Data items:
####################

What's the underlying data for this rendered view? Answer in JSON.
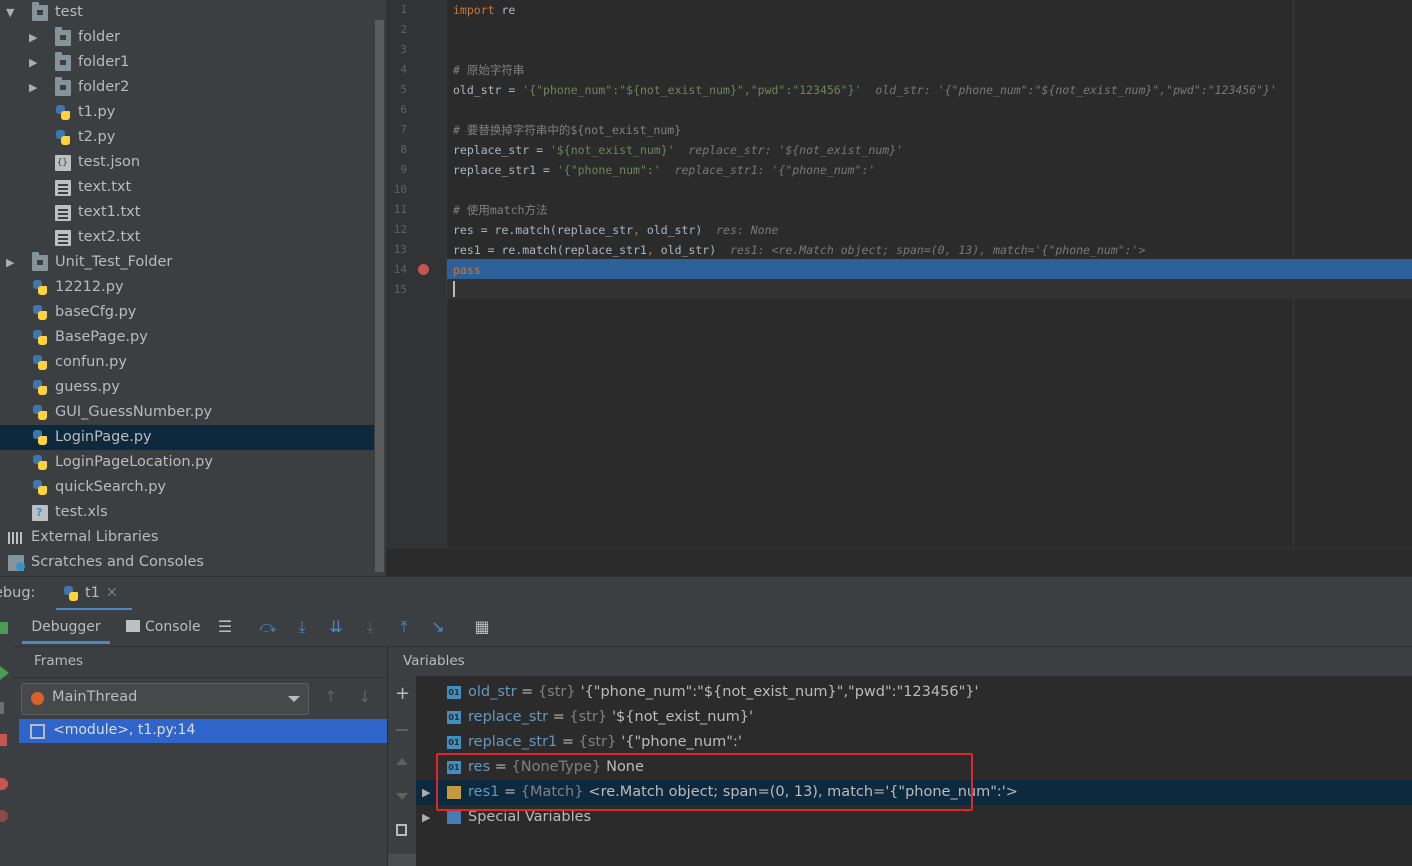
{
  "tree": {
    "items": [
      {
        "label": "test",
        "type": "folder",
        "expanded": true,
        "level": 0
      },
      {
        "label": "folder",
        "type": "folder",
        "expanded": false,
        "level": 1
      },
      {
        "label": "folder1",
        "type": "folder",
        "expanded": false,
        "level": 1
      },
      {
        "label": "folder2",
        "type": "folder",
        "expanded": false,
        "level": 1
      },
      {
        "label": "t1.py",
        "type": "python",
        "level": 1
      },
      {
        "label": "t2.py",
        "type": "python",
        "level": 1
      },
      {
        "label": "test.json",
        "type": "json",
        "level": 1
      },
      {
        "label": "text.txt",
        "type": "text",
        "level": 1
      },
      {
        "label": "text1.txt",
        "type": "text",
        "level": 1
      },
      {
        "label": "text2.txt",
        "type": "text",
        "level": 1
      },
      {
        "label": "Unit_Test_Folder",
        "type": "folder",
        "expanded": false,
        "level": 0
      },
      {
        "label": "12212.py",
        "type": "python",
        "level": 0
      },
      {
        "label": "baseCfg.py",
        "type": "python",
        "level": 0
      },
      {
        "label": "BasePage.py",
        "type": "python",
        "level": 0
      },
      {
        "label": "confun.py",
        "type": "python",
        "level": 0
      },
      {
        "label": "guess.py",
        "type": "python",
        "level": 0
      },
      {
        "label": "GUI_GuessNumber.py",
        "type": "python",
        "level": 0
      },
      {
        "label": "LoginPage.py",
        "type": "python",
        "level": 0,
        "selected": true
      },
      {
        "label": "LoginPageLocation.py",
        "type": "python",
        "level": 0
      },
      {
        "label": "quickSearch.py",
        "type": "python",
        "level": 0
      },
      {
        "label": "test.xls",
        "type": "xls",
        "level": 0
      },
      {
        "label": "External Libraries",
        "type": "library",
        "level": -1
      },
      {
        "label": "Scratches and Consoles",
        "type": "scratch",
        "level": -1
      }
    ]
  },
  "editor": {
    "lines": [
      {
        "n": "1",
        "html_parts": [
          [
            "kw",
            "import"
          ],
          [
            "plain",
            " re"
          ]
        ]
      },
      {
        "n": "2",
        "html_parts": []
      },
      {
        "n": "3",
        "html_parts": []
      },
      {
        "n": "4",
        "html_parts": [
          [
            "cmt",
            "# 原始字符串"
          ]
        ]
      },
      {
        "n": "5",
        "html_parts": [
          [
            "plain",
            "old_str = "
          ],
          [
            "str",
            "'{\"phone_num\":\"${not_exist_num}\",\"pwd\":\"123456\"}'"
          ],
          [
            "hint",
            "  old_str: '{\"phone_num\":\"${not_exist_num}\",\"pwd\":\"123456\"}'"
          ]
        ]
      },
      {
        "n": "6",
        "html_parts": []
      },
      {
        "n": "7",
        "html_parts": [
          [
            "cmt",
            "# 要替换掉字符串中的${not_exist_num}"
          ]
        ]
      },
      {
        "n": "8",
        "html_parts": [
          [
            "plain",
            "replace_str = "
          ],
          [
            "str",
            "'${not_exist_num}'"
          ],
          [
            "hint",
            "  replace_str: '${not_exist_num}'"
          ]
        ]
      },
      {
        "n": "9",
        "html_parts": [
          [
            "plain",
            "replace_str1 = "
          ],
          [
            "str",
            "'{\"phone_num\":'"
          ],
          [
            "hint",
            "  replace_str1: '{\"phone_num\":'"
          ]
        ]
      },
      {
        "n": "10",
        "html_parts": []
      },
      {
        "n": "11",
        "html_parts": [
          [
            "cmt",
            "# 使用match方法"
          ]
        ]
      },
      {
        "n": "12",
        "html_parts": [
          [
            "plain",
            "res = re.match(replace_str"
          ],
          [
            "op",
            ","
          ],
          [
            "plain",
            " old_str)"
          ],
          [
            "hint",
            "  res: None"
          ]
        ]
      },
      {
        "n": "13",
        "html_parts": [
          [
            "plain",
            "res1 = re.match(replace_str1"
          ],
          [
            "op",
            ","
          ],
          [
            "plain",
            " old_str)"
          ],
          [
            "hint",
            "  res1: <re.Match object; span=(0, 13), match='{\"phone_num\":'>"
          ]
        ]
      },
      {
        "n": "14",
        "html_parts": [
          [
            "kw",
            "pass"
          ]
        ],
        "breakpoint": true,
        "highlighted": true
      },
      {
        "n": "15",
        "html_parts": [],
        "current": true
      }
    ]
  },
  "debug": {
    "title": "ebug:",
    "run_tab": "t1",
    "tabs": {
      "debugger": "Debugger",
      "console": "Console"
    },
    "frames_title": "Frames",
    "thread": "MainThread",
    "frame": "<module>, t1.py:14",
    "variables_title": "Variables",
    "variables": [
      {
        "name": "old_str",
        "eq": " = ",
        "type": "{str}",
        "value": "'{\"phone_num\":\"${not_exist_num}\",\"pwd\":\"123456\"}'",
        "icon": "01",
        "expandable": false
      },
      {
        "name": "replace_str",
        "eq": " = ",
        "type": "{str}",
        "value": "'${not_exist_num}'",
        "icon": "01",
        "expandable": false
      },
      {
        "name": "replace_str1",
        "eq": " = ",
        "type": "{str}",
        "value": "'{\"phone_num\":'",
        "icon": "01",
        "expandable": false
      },
      {
        "name": "res",
        "eq": " = ",
        "type": "{NoneType}",
        "value": "None",
        "icon": "01",
        "expandable": false
      },
      {
        "name": "res1",
        "eq": " = ",
        "type": "{Match}",
        "value": "<re.Match object; span=(0, 13), match='{\"phone_num\":'>",
        "icon": "match",
        "expandable": true,
        "selected": true
      },
      {
        "name": "Special Variables",
        "eq": "",
        "type": "",
        "value": "",
        "icon": "special",
        "expandable": true,
        "plain": true
      }
    ]
  },
  "colors": {
    "selection": "#0d293e",
    "execution_line": "#2d6099",
    "breakpoint": "#c75450",
    "highlight_box": "#e0262a"
  }
}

####################

### Job
Each entry above should be reproduced exactly, with the pictures removed.

### Final result
What's the underlying data for this rendered view? Answer in JSON.
{
  "tree": {
    "items": [
      {
        "label": "test",
        "type": "folder",
        "expanded": true,
        "level": 0
      },
      {
        "label": "folder",
        "type": "folder",
        "expanded": false,
        "level": 1
      },
      {
        "label": "folder1",
        "type": "folder",
        "expanded": false,
        "level": 1
      },
      {
        "label": "folder2",
        "type": "folder",
        "expanded": false,
        "level": 1
      },
      {
        "label": "t1.py",
        "type": "python",
        "level": 1
      },
      {
        "label": "t2.py",
        "type": "python",
        "level": 1
      },
      {
        "label": "test.json",
        "type": "json",
        "level": 1
      },
      {
        "label": "text.txt",
        "type": "text",
        "level": 1
      },
      {
        "label": "text1.txt",
        "type": "text",
        "level": 1
      },
      {
        "label": "text2.txt",
        "type": "text",
        "level": 1
      },
      {
        "label": "Unit_Test_Folder",
        "type": "folder",
        "expanded": false,
        "level": 0
      },
      {
        "label": "12212.py",
        "type": "python",
        "level": 0
      },
      {
        "label": "baseCfg.py",
        "type": "python",
        "level": 0
      },
      {
        "label": "BasePage.py",
        "type": "python",
        "level": 0
      },
      {
        "label": "confun.py",
        "type": "python",
        "level": 0
      },
      {
        "label": "guess.py",
        "type": "python",
        "level": 0
      },
      {
        "label": "GUI_GuessNumber.py",
        "type": "python",
        "level": 0
      },
      {
        "label": "LoginPage.py",
        "type": "python",
        "level": 0,
        "selected": true
      },
      {
        "label": "LoginPageLocation.py",
        "type": "python",
        "level": 0
      },
      {
        "label": "quickSearch.py",
        "type": "python",
        "level": 0
      },
      {
        "label": "test.xls",
        "type": "xls",
        "level": 0
      },
      {
        "label": "External Libraries",
        "type": "library",
        "level": -1
      },
      {
        "label": "Scratches and Consoles",
        "type": "scratch",
        "level": -1
      }
    ]
  },
  "editor": {
    "lines": [
      {
        "n": "1",
        "html_parts": [
          [
            "kw",
            "import"
          ],
          [
            "plain",
            " re"
          ]
        ]
      },
      {
        "n": "2",
        "html_parts": []
      },
      {
        "n": "3",
        "html_parts": []
      },
      {
        "n": "4",
        "html_parts": [
          [
            "cmt",
            "# 原始字符串"
          ]
        ]
      },
      {
        "n": "5",
        "html_parts": [
          [
            "plain",
            "old_str = "
          ],
          [
            "str",
            "'{\"phone_num\":\"${not_exist_num}\",\"pwd\":\"123456\"}'"
          ],
          [
            "hint",
            "  old_str: '{\"phone_num\":\"${not_exist_num}\",\"pwd\":\"123456\"}'"
          ]
        ]
      },
      {
        "n": "6",
        "html_parts": []
      },
      {
        "n": "7",
        "html_parts": [
          [
            "cmt",
            "# 要替换掉字符串中的${not_exist_num}"
          ]
        ]
      },
      {
        "n": "8",
        "html_parts": [
          [
            "plain",
            "replace_str = "
          ],
          [
            "str",
            "'${not_exist_num}'"
          ],
          [
            "hint",
            "  replace_str: '${not_exist_num}'"
          ]
        ]
      },
      {
        "n": "9",
        "html_parts": [
          [
            "plain",
            "replace_str1 = "
          ],
          [
            "str",
            "'{\"phone_num\":'"
          ],
          [
            "hint",
            "  replace_str1: '{\"phone_num\":'"
          ]
        ]
      },
      {
        "n": "10",
        "html_parts": []
      },
      {
        "n": "11",
        "html_parts": [
          [
            "cmt",
            "# 使用match方法"
          ]
        ]
      },
      {
        "n": "12",
        "html_parts": [
          [
            "plain",
            "res = re.match(replace_str"
          ],
          [
            "op",
            ","
          ],
          [
            "plain",
            " old_str)"
          ],
          [
            "hint",
            "  res: None"
          ]
        ]
      },
      {
        "n": "13",
        "html_parts": [
          [
            "plain",
            "res1 = re.match(replace_str1"
          ],
          [
            "op",
            ","
          ],
          [
            "plain",
            " old_str)"
          ],
          [
            "hint",
            "  res1: <re.Match object; span=(0, 13), match='{\"phone_num\":'>"
          ]
        ]
      },
      {
        "n": "14",
        "html_parts": [
          [
            "kw",
            "pass"
          ]
        ],
        "breakpoint": true,
        "highlighted": true
      },
      {
        "n": "15",
        "html_parts": [],
        "current": true
      }
    ]
  },
  "debug": {
    "title": "ebug:",
    "run_tab": "t1",
    "tabs": {
      "debugger": "Debugger",
      "console": "Console"
    },
    "frames_title": "Frames",
    "thread": "MainThread",
    "frame": "<module>, t1.py:14",
    "variables_title": "Variables",
    "variables": [
      {
        "name": "old_str",
        "eq": " = ",
        "type": "{str}",
        "value": "'{\"phone_num\":\"${not_exist_num}\",\"pwd\":\"123456\"}'",
        "icon": "01",
        "expandable": false
      },
      {
        "name": "replace_str",
        "eq": " = ",
        "type": "{str}",
        "value": "'${not_exist_num}'",
        "icon": "01",
        "expandable": false
      },
      {
        "name": "replace_str1",
        "eq": " = ",
        "type": "{str}",
        "value": "'{\"phone_num\":'",
        "icon": "01",
        "expandable": false
      },
      {
        "name": "res",
        "eq": " = ",
        "type": "{NoneType}",
        "value": "None",
        "icon": "01",
        "expandable": false
      },
      {
        "name": "res1",
        "eq": " = ",
        "type": "{Match}",
        "value": "<re.Match object; span=(0, 13), match='{\"phone_num\":'>",
        "icon": "match",
        "expandable": true,
        "selected": true
      },
      {
        "name": "Special Variables",
        "eq": "",
        "type": "",
        "value": "",
        "icon": "special",
        "expandable": true,
        "plain": true
      }
    ]
  },
  "colors": {
    "selection": "#0d293e",
    "execution_line": "#2d6099",
    "breakpoint": "#c75450",
    "highlight_box": "#e0262a"
  }
}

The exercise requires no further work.